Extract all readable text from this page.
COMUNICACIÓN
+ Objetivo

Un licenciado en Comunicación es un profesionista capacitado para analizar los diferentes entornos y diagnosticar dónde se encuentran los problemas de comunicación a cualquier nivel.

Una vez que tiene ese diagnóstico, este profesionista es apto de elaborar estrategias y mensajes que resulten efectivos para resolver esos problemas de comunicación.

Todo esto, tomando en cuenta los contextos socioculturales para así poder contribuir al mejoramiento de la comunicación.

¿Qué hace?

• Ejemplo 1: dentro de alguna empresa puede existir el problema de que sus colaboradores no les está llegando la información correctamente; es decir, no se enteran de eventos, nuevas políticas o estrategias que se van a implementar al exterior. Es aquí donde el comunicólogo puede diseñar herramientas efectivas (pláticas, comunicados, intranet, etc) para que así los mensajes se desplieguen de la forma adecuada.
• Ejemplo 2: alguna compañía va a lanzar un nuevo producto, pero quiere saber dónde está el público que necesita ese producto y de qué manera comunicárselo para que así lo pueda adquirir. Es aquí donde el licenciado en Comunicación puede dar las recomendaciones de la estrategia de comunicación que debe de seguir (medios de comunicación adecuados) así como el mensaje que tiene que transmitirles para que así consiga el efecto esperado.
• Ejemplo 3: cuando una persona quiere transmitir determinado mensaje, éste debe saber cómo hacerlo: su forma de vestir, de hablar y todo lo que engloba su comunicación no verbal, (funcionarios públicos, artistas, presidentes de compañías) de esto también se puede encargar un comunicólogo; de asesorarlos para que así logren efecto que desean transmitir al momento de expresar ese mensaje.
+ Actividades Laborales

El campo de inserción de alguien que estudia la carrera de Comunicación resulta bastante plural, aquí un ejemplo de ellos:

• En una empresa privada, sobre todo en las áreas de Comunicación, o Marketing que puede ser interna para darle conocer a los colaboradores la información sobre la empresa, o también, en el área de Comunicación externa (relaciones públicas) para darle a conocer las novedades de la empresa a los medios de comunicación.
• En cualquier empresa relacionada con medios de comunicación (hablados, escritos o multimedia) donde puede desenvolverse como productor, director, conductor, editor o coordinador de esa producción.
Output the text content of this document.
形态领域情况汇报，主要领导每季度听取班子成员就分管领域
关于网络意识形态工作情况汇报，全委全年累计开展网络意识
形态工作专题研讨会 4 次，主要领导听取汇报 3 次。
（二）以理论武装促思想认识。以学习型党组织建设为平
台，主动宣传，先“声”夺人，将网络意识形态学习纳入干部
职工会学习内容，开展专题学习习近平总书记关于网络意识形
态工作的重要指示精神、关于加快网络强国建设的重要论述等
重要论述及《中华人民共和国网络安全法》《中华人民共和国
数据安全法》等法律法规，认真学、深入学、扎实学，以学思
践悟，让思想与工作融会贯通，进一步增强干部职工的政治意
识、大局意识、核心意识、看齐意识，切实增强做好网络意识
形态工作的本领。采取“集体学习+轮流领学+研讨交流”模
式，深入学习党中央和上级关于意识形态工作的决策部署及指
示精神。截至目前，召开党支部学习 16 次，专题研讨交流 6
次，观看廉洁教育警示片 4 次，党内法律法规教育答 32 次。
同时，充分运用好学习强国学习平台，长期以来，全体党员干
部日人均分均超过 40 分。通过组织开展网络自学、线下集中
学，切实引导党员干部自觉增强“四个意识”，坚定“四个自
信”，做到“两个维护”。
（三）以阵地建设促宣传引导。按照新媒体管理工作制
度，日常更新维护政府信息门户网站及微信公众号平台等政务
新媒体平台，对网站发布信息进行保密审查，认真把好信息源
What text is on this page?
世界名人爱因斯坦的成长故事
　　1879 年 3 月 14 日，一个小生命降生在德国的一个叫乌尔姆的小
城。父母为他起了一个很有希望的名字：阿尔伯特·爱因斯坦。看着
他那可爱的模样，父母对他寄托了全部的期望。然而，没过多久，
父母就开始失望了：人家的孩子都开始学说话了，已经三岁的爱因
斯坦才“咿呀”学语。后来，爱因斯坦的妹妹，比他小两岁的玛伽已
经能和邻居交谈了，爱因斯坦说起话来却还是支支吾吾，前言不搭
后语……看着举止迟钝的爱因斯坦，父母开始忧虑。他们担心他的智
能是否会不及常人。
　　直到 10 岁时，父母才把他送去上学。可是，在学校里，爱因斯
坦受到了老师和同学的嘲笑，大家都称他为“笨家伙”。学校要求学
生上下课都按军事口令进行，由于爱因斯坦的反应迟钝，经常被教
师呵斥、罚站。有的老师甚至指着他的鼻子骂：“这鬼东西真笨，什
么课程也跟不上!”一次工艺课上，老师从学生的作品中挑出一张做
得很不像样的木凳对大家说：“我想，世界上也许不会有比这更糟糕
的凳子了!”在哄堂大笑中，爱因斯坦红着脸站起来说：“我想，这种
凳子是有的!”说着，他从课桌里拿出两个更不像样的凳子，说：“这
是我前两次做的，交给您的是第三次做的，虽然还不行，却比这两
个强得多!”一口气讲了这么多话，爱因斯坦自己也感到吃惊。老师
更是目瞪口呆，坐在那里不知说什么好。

◆ ◆ ◆ ◆

Task details: Output all records verbatim.

Result:
Extract all readable text from this page.
COMUNICACIÓN
+ Objetivo

Un licenciado en Comunicación es un profesionista capacitado para analizar los diferentes entornos y diagnosticar dónde se encuentran los problemas de comunicación a cualquier nivel.

Una vez que tiene ese diagnóstico, este profesionista es apto de elaborar estrategias y mensajes que resulten efectivos para resolver esos problemas de comunicación.

Todo esto, tomando en cuenta los contextos socioculturales para así poder contribuir al mejoramiento de la comunicación.

¿Qué hace?

• Ejemplo 1: dentro de alguna empresa puede existir el problema de que sus colaboradores no les está llegando la información correctamente; es decir, no se enteran de eventos, nuevas políticas o estrategias que se van a implementar al exterior. Es aquí donde el comunicólogo puede diseñar herramientas efectivas (pláticas, comunicados, intranet, etc) para que así los mensajes se desplieguen de la forma adecuada.
• Ejemplo 2: alguna compañía va a lanzar un nuevo producto, pero quiere saber dónde está el público que necesita ese producto y de qué manera comunicárselo para que así lo pueda adquirir. Es aquí donde el licenciado en Comunicación puede dar las recomendaciones de la estrategia de comunicación que debe de seguir (medios de comunicación adecuados) así como el mensaje que tiene que transmitirles para que así consiga el efecto esperado.
• Ejemplo 3: cuando una persona quiere transmitir determinado mensaje, éste debe saber cómo hacerlo: su forma de vestir, de hablar y todo lo que engloba su comunicación no verbal, (funcionarios públicos, artistas, presidentes de compañías) de esto también se puede encargar un comunicólogo; de asesorarlos para que así logren efecto que desean transmitir al momento de expresar ese mensaje.
+ Actividades Laborales

El campo de inserción de alguien que estudia la carrera de Comunicación resulta bastante plural, aquí un ejemplo de ellos:

• En una empresa privada, sobre todo en las áreas de Comunicación, o Marketing que puede ser interna para darle conocer a los colaboradores la información sobre la empresa, o también, en el área de Comunicación externa (relaciones públicas) para darle a conocer las novedades de la empresa a los medios de comunicación.
• En cualquier empresa relacionada con medios de comunicación (hablados, escritos o multimedia) donde puede desenvolverse como productor, director, conductor, editor o coordinador de esa producción.
Output the text content of this document.
形态领域情况汇报，主要领导每季度听取班子成员就分管领域
关于网络意识形态工作情况汇报，全委全年累计开展网络意识
形态工作专题研讨会 4 次，主要领导听取汇报 3 次。
（二）以理论武装促思想认识。以学习型党组织建设为平
台，主动宣传，先“声”夺人，将网络意识形态学习纳入干部
职工会学习内容，开展专题学习习近平总书记关于网络意识形
态工作的重要指示精神、关于加快网络强国建设的重要论述等
重要论述及《中华人民共和国网络安全法》《中华人民共和国
数据安全法》等法律法规，认真学、深入学、扎实学，以学思
践悟，让思想与工作融会贯通，进一步增强干部职工的政治意
识、大局意识、核心意识、看齐意识，切实增强做好网络意识
形态工作的本领。采取“集体学习+轮流领学+研讨交流”模
式，深入学习党中央和上级关于意识形态工作的决策部署及指
示精神。截至目前，召开党支部学习 16 次，专题研讨交流 6
次，观看廉洁教育警示片 4 次，党内法律法规教育答 32 次。
同时，充分运用好学习强国学习平台，长期以来，全体党员干
部日人均分均超过 40 分。通过组织开展网络自学、线下集中
学，切实引导党员干部自觉增强“四个意识”，坚定“四个自
信”，做到“两个维护”。
（三）以阵地建设促宣传引导。按照新媒体管理工作制
度，日常更新维护政府信息门户网站及微信公众号平台等政务
新媒体平台，对网站发布信息进行保密审查，认真把好信息源
What text is on this page?
世界名人爱因斯坦的成长故事
　　1879 年 3 月 14 日，一个小生命降生在德国的一个叫乌尔姆的小
城。父母为他起了一个很有希望的名字：阿尔伯特·爱因斯坦。看着
他那可爱的模样，父母对他寄托了全部的期望。然而，没过多久，
父母就开始失望了：人家的孩子都开始学说话了，已经三岁的爱因
斯坦才“咿呀”学语。后来，爱因斯坦的妹妹，比他小两岁的玛伽已
经能和邻居交谈了，爱因斯坦说起话来却还是支支吾吾，前言不搭
后语……看着举止迟钝的爱因斯坦，父母开始忧虑。他们担心他的智
能是否会不及常人。
　　直到 10 岁时，父母才把他送去上学。可是，在学校里，爱因斯
坦受到了老师和同学的嘲笑，大家都称他为“笨家伙”。学校要求学
生上下课都按军事口令进行，由于爱因斯坦的反应迟钝，经常被教
师呵斥、罚站。有的老师甚至指着他的鼻子骂：“这鬼东西真笨，什
么课程也跟不上!”一次工艺课上，老师从学生的作品中挑出一张做
得很不像样的木凳对大家说：“我想，世界上也许不会有比这更糟糕
的凳子了!”在哄堂大笑中，爱因斯坦红着脸站起来说：“我想，这种
凳子是有的!”说着，他从课桌里拿出两个更不像样的凳子，说：“这
是我前两次做的，交给您的是第三次做的，虽然还不行，却比这两
个强得多!”一口气讲了这么多话，爱因斯坦自己也感到吃惊。老师
更是目瞪口呆，坐在那里不知说什么好。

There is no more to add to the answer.